Begin Given information
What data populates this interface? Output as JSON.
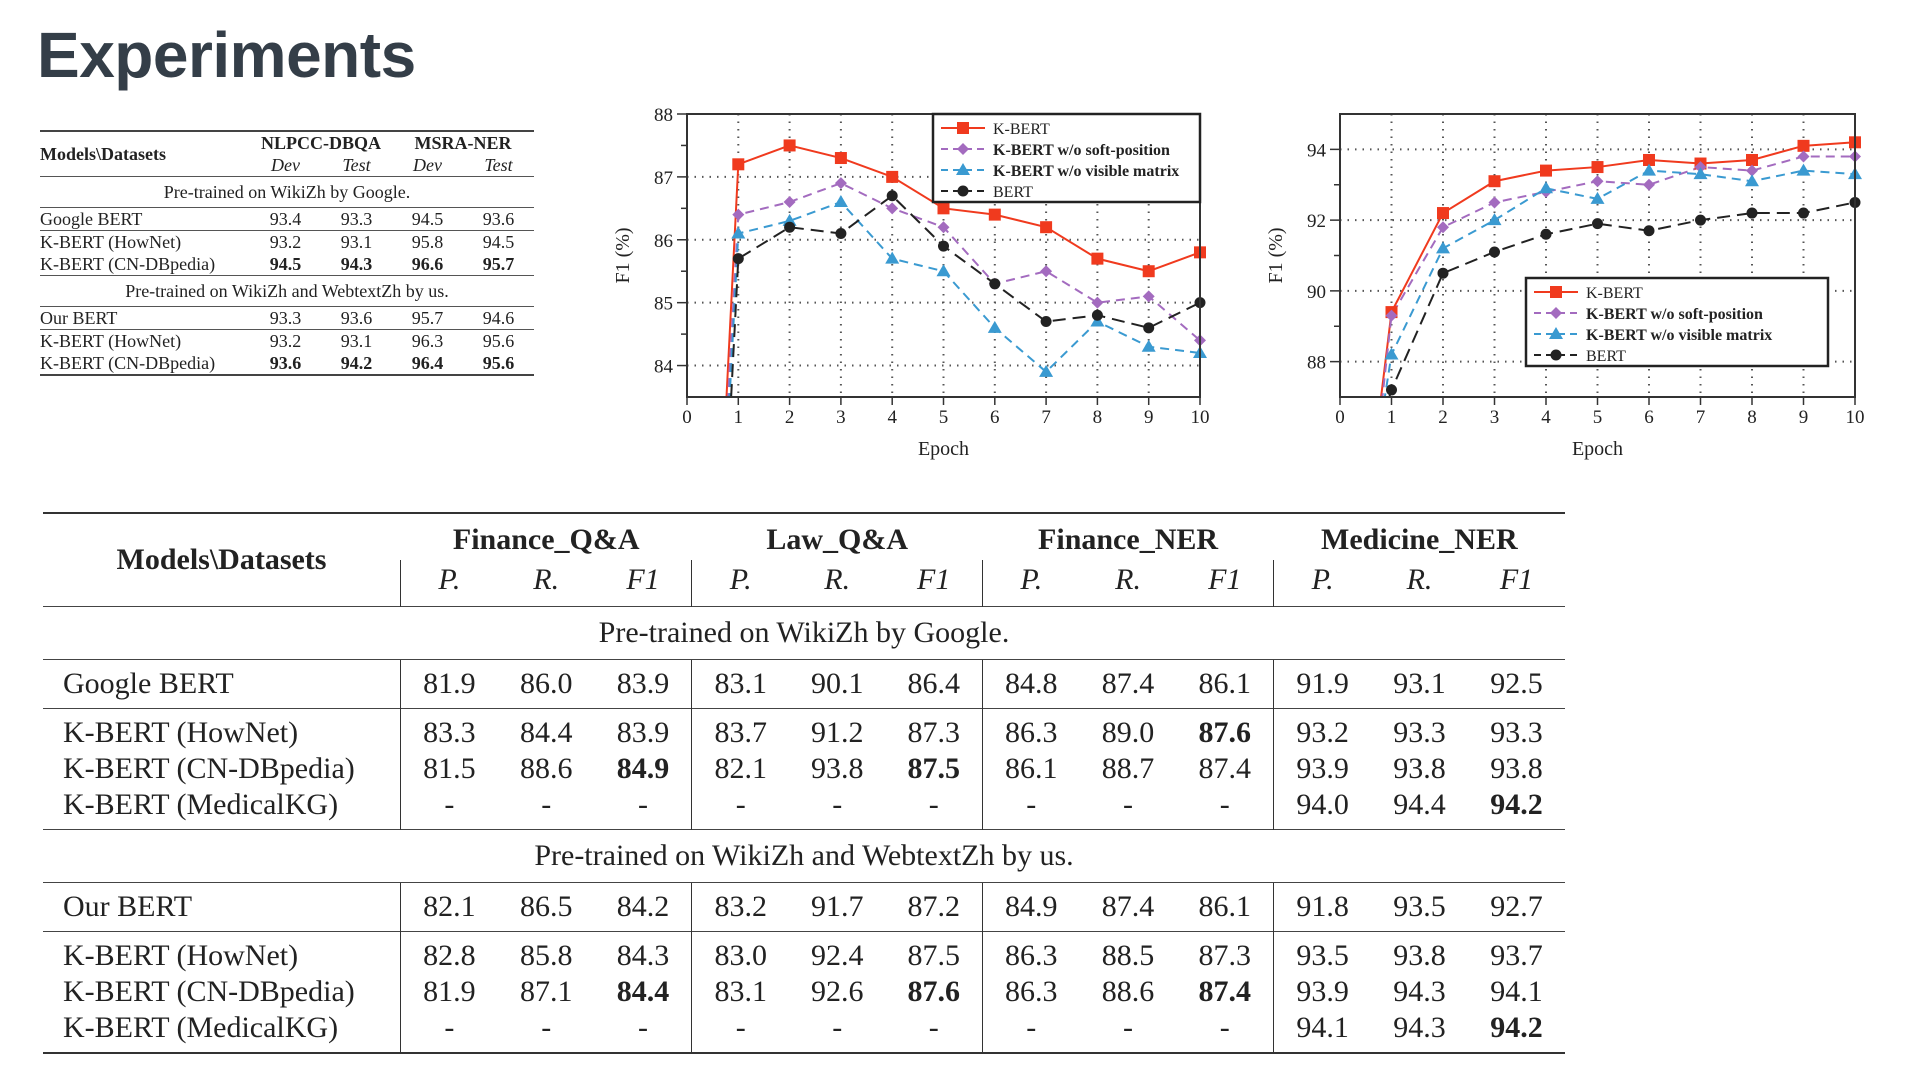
{
  "title": "Experiments",
  "small_table": {
    "corner": "Models\\Datasets",
    "datasets": [
      "NLPCC-DBQA",
      "MSRA-NER"
    ],
    "subcols": [
      "Dev",
      "Test",
      "Dev",
      "Test"
    ],
    "sections": [
      {
        "label": "Pre-trained on WikiZh by Google.",
        "groups": [
          [
            {
              "model": "Google BERT",
              "values": [
                "93.4",
                "93.3",
                "94.5",
                "93.6"
              ],
              "bold": [
                false,
                false,
                false,
                false
              ]
            }
          ],
          [
            {
              "model": "K-BERT (HowNet)",
              "values": [
                "93.2",
                "93.1",
                "95.8",
                "94.5"
              ],
              "bold": [
                false,
                false,
                false,
                false
              ]
            },
            {
              "model": "K-BERT (CN-DBpedia)",
              "values": [
                "94.5",
                "94.3",
                "96.6",
                "95.7"
              ],
              "bold": [
                true,
                true,
                true,
                true
              ]
            }
          ]
        ]
      },
      {
        "label": "Pre-trained on WikiZh and WebtextZh by us.",
        "groups": [
          [
            {
              "model": "Our BERT",
              "values": [
                "93.3",
                "93.6",
                "95.7",
                "94.6"
              ],
              "bold": [
                false,
                false,
                false,
                false
              ]
            }
          ],
          [
            {
              "model": "K-BERT (HowNet)",
              "values": [
                "93.2",
                "93.1",
                "96.3",
                "95.6"
              ],
              "bold": [
                false,
                false,
                false,
                false
              ]
            },
            {
              "model": "K-BERT (CN-DBpedia)",
              "values": [
                "93.6",
                "94.2",
                "96.4",
                "95.6"
              ],
              "bold": [
                true,
                true,
                true,
                true
              ]
            }
          ]
        ]
      }
    ]
  },
  "chart_data": [
    {
      "type": "line",
      "xlabel": "Epoch",
      "ylabel": "F1 (%)",
      "xlim": [
        0,
        10
      ],
      "xticks": [
        0,
        1,
        2,
        3,
        4,
        5,
        6,
        7,
        8,
        9,
        10
      ],
      "ylim": [
        83.5,
        88
      ],
      "yticks": [
        84,
        85,
        86,
        87,
        88
      ],
      "grid": true,
      "legend_placement": "top-right",
      "x": [
        1,
        2,
        3,
        4,
        5,
        6,
        7,
        8,
        9,
        10
      ],
      "series": [
        {
          "name": "K-BERT",
          "color": "#f03a1e",
          "marker": "square",
          "line": "solid",
          "values": [
            87.2,
            87.5,
            87.3,
            87.0,
            86.5,
            86.4,
            86.2,
            85.7,
            85.5,
            85.8
          ]
        },
        {
          "name": "K-BERT w/o soft-position",
          "color": "#a36bbf",
          "marker": "diamond",
          "line": "dashed",
          "values": [
            86.4,
            86.6,
            86.9,
            86.5,
            86.2,
            85.3,
            85.5,
            85.0,
            85.1,
            84.4
          ]
        },
        {
          "name": "K-BERT w/o visible matrix",
          "color": "#3a9ad1",
          "marker": "triangle",
          "line": "dashed",
          "values": [
            86.1,
            86.3,
            86.6,
            85.7,
            85.5,
            84.6,
            83.9,
            84.7,
            84.3,
            84.2
          ]
        },
        {
          "name": "BERT",
          "color": "#222222",
          "marker": "circle",
          "line": "dashed",
          "values": [
            85.7,
            86.2,
            86.1,
            86.7,
            85.9,
            85.3,
            84.7,
            84.8,
            84.6,
            85.0
          ]
        }
      ]
    },
    {
      "type": "line",
      "xlabel": "Epoch",
      "ylabel": "F1 (%)",
      "xlim": [
        0,
        10
      ],
      "xticks": [
        0,
        1,
        2,
        3,
        4,
        5,
        6,
        7,
        8,
        9,
        10
      ],
      "ylim": [
        87,
        95
      ],
      "yticks": [
        88,
        90,
        92,
        94
      ],
      "grid": true,
      "legend_placement": "center-right",
      "x": [
        1,
        2,
        3,
        4,
        5,
        6,
        7,
        8,
        9,
        10
      ],
      "series": [
        {
          "name": "K-BERT",
          "color": "#f03a1e",
          "marker": "square",
          "line": "solid",
          "values": [
            89.4,
            92.2,
            93.1,
            93.4,
            93.5,
            93.7,
            93.6,
            93.7,
            94.1,
            94.2
          ]
        },
        {
          "name": "K-BERT w/o soft-position",
          "color": "#a36bbf",
          "marker": "diamond",
          "line": "dashed",
          "values": [
            89.3,
            91.8,
            92.5,
            92.8,
            93.1,
            93.0,
            93.5,
            93.4,
            93.8,
            93.8
          ]
        },
        {
          "name": "K-BERT w/o visible matrix",
          "color": "#3a9ad1",
          "marker": "triangle",
          "line": "dashed",
          "values": [
            88.2,
            91.2,
            92.0,
            92.9,
            92.6,
            93.4,
            93.3,
            93.1,
            93.4,
            93.3
          ]
        },
        {
          "name": "BERT",
          "color": "#222222",
          "marker": "circle",
          "line": "dashed",
          "values": [
            87.2,
            90.5,
            91.1,
            91.6,
            91.9,
            91.7,
            92.0,
            92.2,
            92.2,
            92.5
          ]
        }
      ]
    }
  ],
  "big_table": {
    "corner": "Models\\Datasets",
    "datasets": [
      "Finance_Q&A",
      "Law_Q&A",
      "Finance_NER",
      "Medicine_NER"
    ],
    "subcols": [
      "P.",
      "R.",
      "F1"
    ],
    "sections": [
      {
        "label": "Pre-trained on WikiZh by Google.",
        "groups": [
          [
            {
              "model": "Google BERT",
              "values": [
                "81.9",
                "86.0",
                "83.9",
                "83.1",
                "90.1",
                "86.4",
                "84.8",
                "87.4",
                "86.1",
                "91.9",
                "93.1",
                "92.5"
              ],
              "bold": []
            }
          ],
          [
            {
              "model": "K-BERT (HowNet)",
              "values": [
                "83.3",
                "84.4",
                "83.9",
                "83.7",
                "91.2",
                "87.3",
                "86.3",
                "89.0",
                "87.6",
                "93.2",
                "93.3",
                "93.3"
              ],
              "bold": [
                8
              ]
            },
            {
              "model": "K-BERT (CN-DBpedia)",
              "values": [
                "81.5",
                "88.6",
                "84.9",
                "82.1",
                "93.8",
                "87.5",
                "86.1",
                "88.7",
                "87.4",
                "93.9",
                "93.8",
                "93.8"
              ],
              "bold": [
                2,
                5
              ]
            },
            {
              "model": "K-BERT (MedicalKG)",
              "values": [
                "-",
                "-",
                "-",
                "-",
                "-",
                "-",
                "-",
                "-",
                "-",
                "94.0",
                "94.4",
                "94.2"
              ],
              "bold": [
                11
              ]
            }
          ]
        ]
      },
      {
        "label": "Pre-trained on WikiZh and WebtextZh by us.",
        "groups": [
          [
            {
              "model": "Our BERT",
              "values": [
                "82.1",
                "86.5",
                "84.2",
                "83.2",
                "91.7",
                "87.2",
                "84.9",
                "87.4",
                "86.1",
                "91.8",
                "93.5",
                "92.7"
              ],
              "bold": []
            }
          ],
          [
            {
              "model": "K-BERT (HowNet)",
              "values": [
                "82.8",
                "85.8",
                "84.3",
                "83.0",
                "92.4",
                "87.5",
                "86.3",
                "88.5",
                "87.3",
                "93.5",
                "93.8",
                "93.7"
              ],
              "bold": []
            },
            {
              "model": "K-BERT (CN-DBpedia)",
              "values": [
                "81.9",
                "87.1",
                "84.4",
                "83.1",
                "92.6",
                "87.6",
                "86.3",
                "88.6",
                "87.4",
                "93.9",
                "94.3",
                "94.1"
              ],
              "bold": [
                2,
                5,
                8
              ]
            },
            {
              "model": "K-BERT (MedicalKG)",
              "values": [
                "-",
                "-",
                "-",
                "-",
                "-",
                "-",
                "-",
                "-",
                "-",
                "94.1",
                "94.3",
                "94.2"
              ],
              "bold": [
                11
              ]
            }
          ]
        ]
      }
    ]
  }
}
End Given information
[Do this]: Count every line of the records that holds "right". State the number, nothing else.

[Output below]: 2